§ Stored data
■ ■ ■

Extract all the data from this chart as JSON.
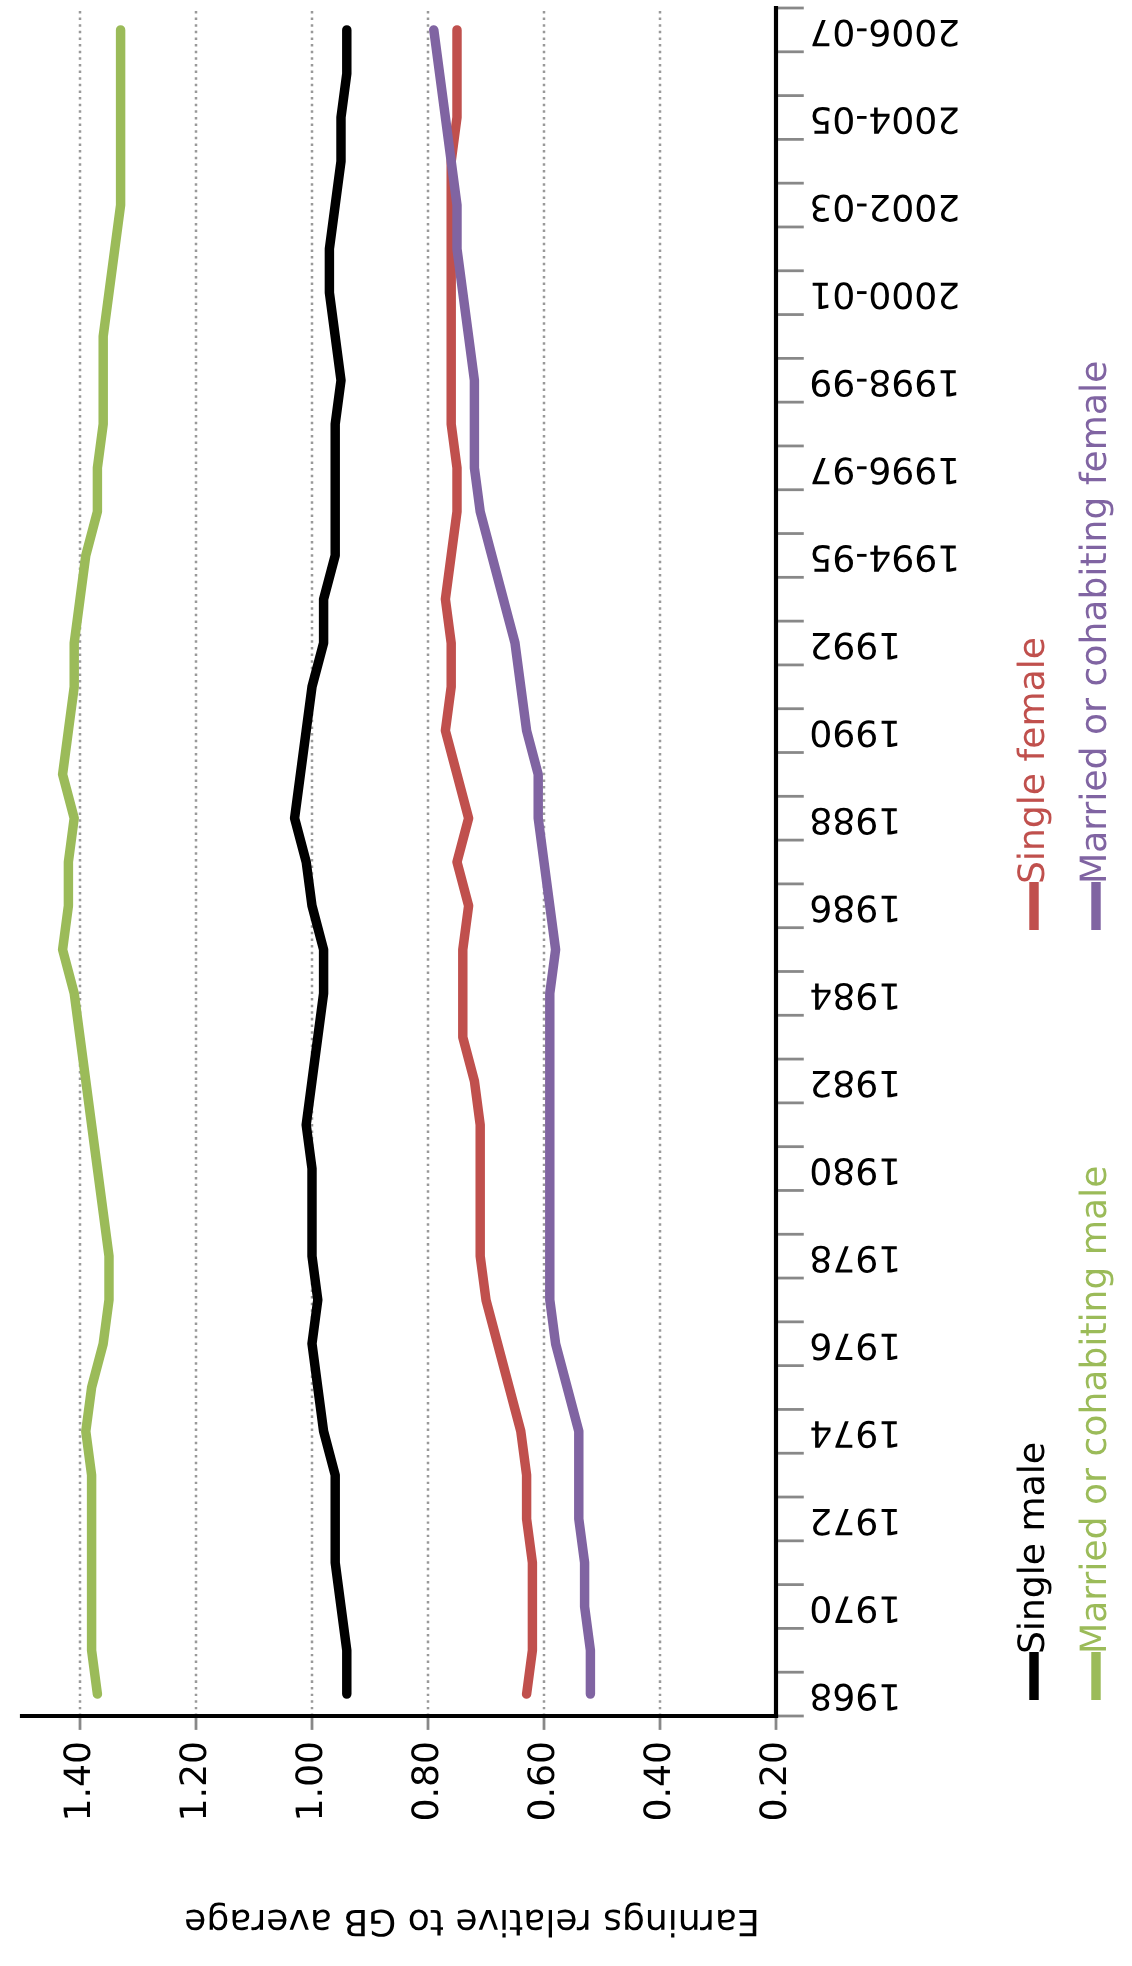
{
  "chart_data": {
    "type": "line",
    "orientation": "horizontal",
    "xlabel": "Earnings relative to GB average",
    "categories": [
      "2006-07",
      null,
      "2004-05",
      null,
      "2002-03",
      null,
      "2000-01",
      null,
      "1998-99",
      null,
      "1996-97",
      null,
      "1994-95",
      null,
      "1992",
      null,
      "1990",
      null,
      "1988",
      null,
      "1986",
      null,
      "1984",
      null,
      "1982",
      null,
      "1980",
      null,
      "1978",
      null,
      "1976",
      null,
      "1974",
      null,
      "1972",
      null,
      "1970",
      null,
      "1968"
    ],
    "series": [
      {
        "name": "Single male",
        "color": "#000000",
        "values": [
          0.94,
          0.94,
          0.95,
          0.95,
          0.96,
          0.97,
          0.97,
          0.96,
          0.95,
          0.96,
          0.96,
          0.96,
          0.96,
          0.98,
          0.98,
          1.0,
          1.01,
          1.02,
          1.03,
          1.01,
          1.0,
          0.98,
          0.98,
          0.99,
          1.0,
          1.01,
          1.0,
          1.0,
          1.0,
          0.99,
          1.0,
          0.99,
          0.98,
          0.96,
          0.96,
          0.96,
          0.95,
          0.94,
          0.94
        ]
      },
      {
        "name": "Married or cohabiting male",
        "color": "#9bbb59",
        "values": [
          1.33,
          1.33,
          1.33,
          1.33,
          1.33,
          1.34,
          1.35,
          1.36,
          1.36,
          1.36,
          1.37,
          1.37,
          1.39,
          1.4,
          1.41,
          1.41,
          1.42,
          1.43,
          1.41,
          1.42,
          1.42,
          1.43,
          1.41,
          1.4,
          1.39,
          1.38,
          1.37,
          1.36,
          1.35,
          1.35,
          1.36,
          1.38,
          1.39,
          1.38,
          1.38,
          1.38,
          1.38,
          1.38,
          1.37
        ]
      },
      {
        "name": "Single female",
        "color": "#c0504d",
        "values": [
          0.75,
          0.75,
          0.75,
          0.76,
          0.76,
          0.76,
          0.76,
          0.76,
          0.76,
          0.76,
          0.75,
          0.75,
          0.76,
          0.77,
          0.76,
          0.76,
          0.77,
          0.75,
          0.73,
          0.75,
          0.73,
          0.74,
          0.74,
          0.74,
          0.72,
          0.71,
          0.71,
          0.71,
          0.71,
          0.7,
          0.68,
          0.66,
          0.64,
          0.63,
          0.63,
          0.62,
          0.62,
          0.62,
          0.63
        ]
      },
      {
        "name": "Married or cohabiting female",
        "color": "#8064a2",
        "values": [
          0.79,
          0.78,
          0.77,
          0.76,
          0.75,
          0.75,
          0.74,
          0.73,
          0.72,
          0.72,
          0.72,
          0.71,
          0.69,
          0.67,
          0.65,
          0.64,
          0.63,
          0.61,
          0.61,
          0.6,
          0.59,
          0.58,
          0.59,
          0.59,
          0.59,
          0.59,
          0.59,
          0.59,
          0.59,
          0.59,
          0.58,
          0.56,
          0.54,
          0.54,
          0.54,
          0.53,
          0.53,
          0.52,
          0.52
        ]
      }
    ],
    "xlim": [
      1.5,
      0.2
    ],
    "xticks": [
      {
        "value": 1.4,
        "label": "1.40"
      },
      {
        "value": 1.2,
        "label": "1.20"
      },
      {
        "value": 1.0,
        "label": "1.00"
      },
      {
        "value": 0.8,
        "label": "0.80"
      },
      {
        "value": 0.6,
        "label": "0.60"
      },
      {
        "value": 0.4,
        "label": "0.40"
      },
      {
        "value": 0.2,
        "label": "0.20"
      }
    ],
    "grid": "x",
    "legend": "right",
    "marker": "none",
    "line_style": "solid"
  }
}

■ ■ ■

§ Given problem
Each line that holds the word "female" is to be copied.

§ Completed exercise
        "name": "Single female",
        "name": "Married or cohabiting female",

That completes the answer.